◆ REQUIRED WORK ◆
From the entries below, count the lines with "month". Write only the count.

□ □ □ □

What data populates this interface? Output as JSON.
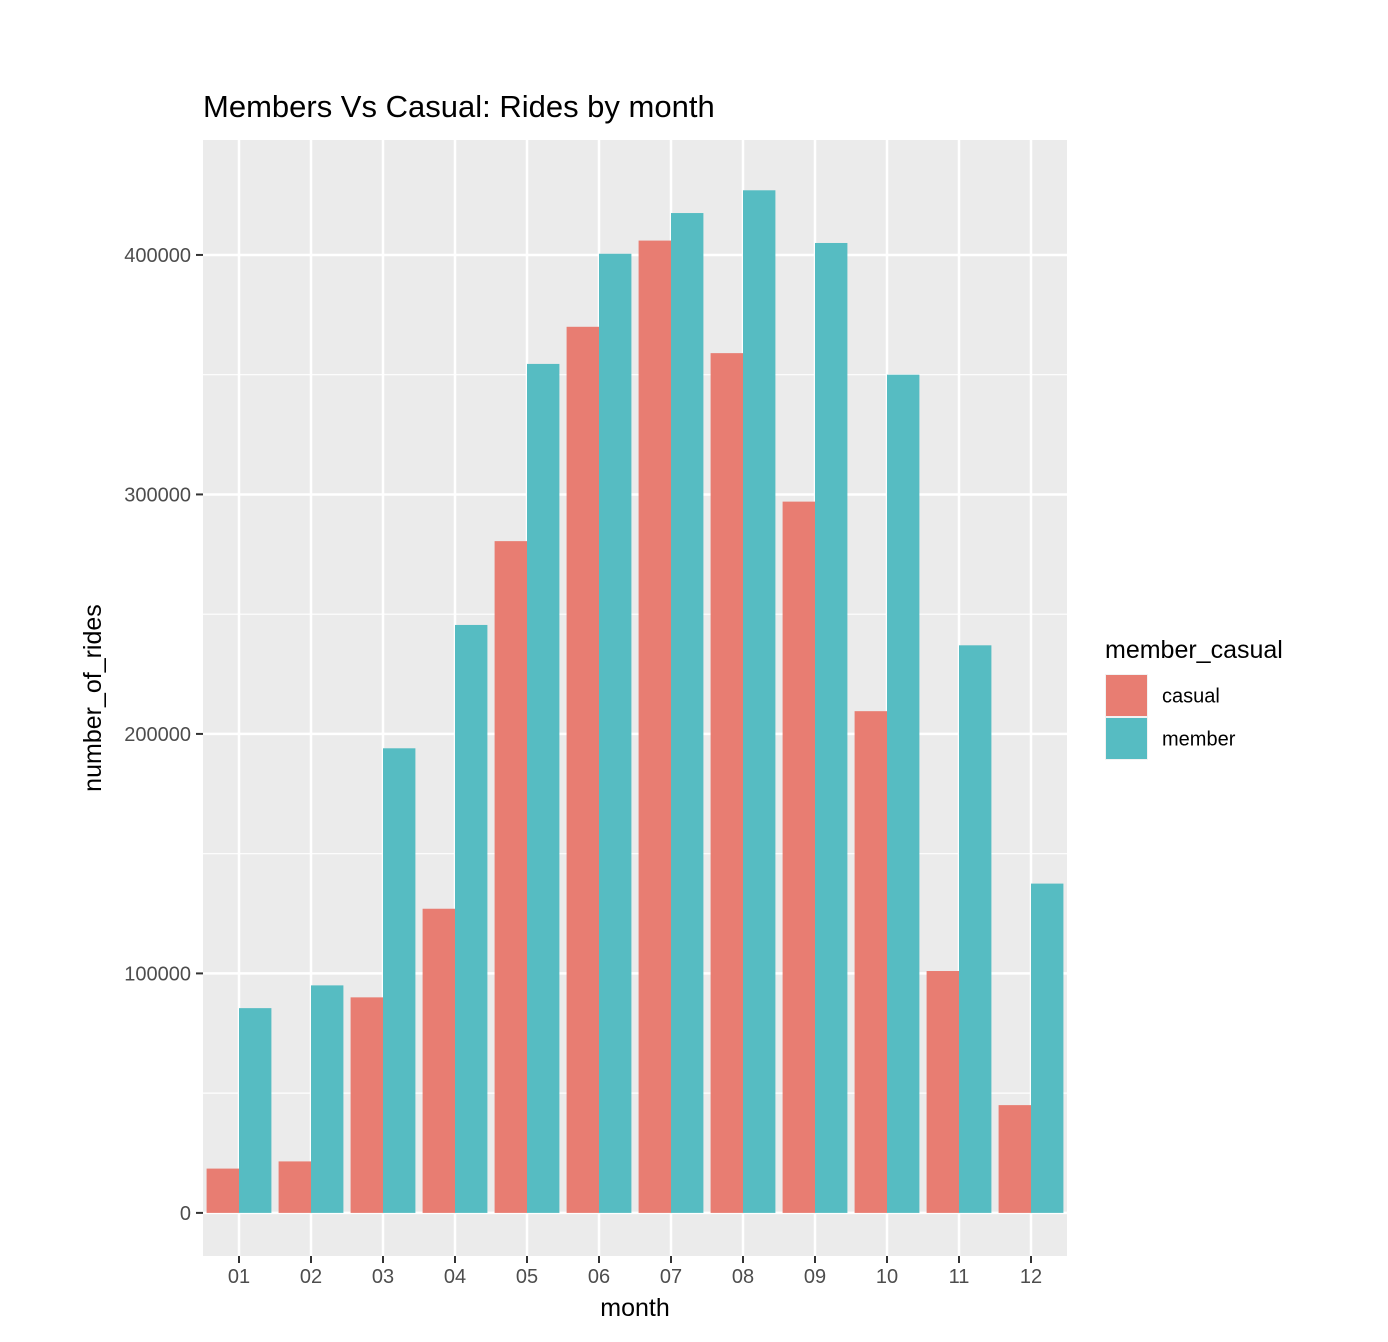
{
  "chart_data": {
    "type": "bar",
    "title": "Members Vs Casual: Rides by month",
    "xlabel": "month",
    "ylabel": "number_of_rides",
    "categories": [
      "01",
      "02",
      "03",
      "04",
      "05",
      "06",
      "07",
      "08",
      "09",
      "10",
      "11",
      "12"
    ],
    "series": [
      {
        "name": "casual",
        "color": "#E87D72",
        "values": [
          18500,
          21500,
          90000,
          127000,
          280500,
          370000,
          406000,
          359000,
          297000,
          209500,
          101000,
          45000
        ]
      },
      {
        "name": "member",
        "color": "#56BCC2",
        "values": [
          85500,
          95000,
          194000,
          245500,
          354500,
          400500,
          417500,
          427000,
          405000,
          350000,
          237000,
          137500
        ]
      }
    ],
    "ylim": [
      -18000,
      448000
    ],
    "yticks": [
      0,
      100000,
      200000,
      300000,
      400000
    ],
    "ytick_labels": [
      "0",
      "100000",
      "200000",
      "300000",
      "400000"
    ],
    "grid": true,
    "panel_background": "#EBEBEB",
    "legend": {
      "title": "member_casual",
      "position": "right",
      "items": [
        "casual",
        "member"
      ]
    }
  }
}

□ □ □ □

◆ EXERCISE RESPONSE ◆
2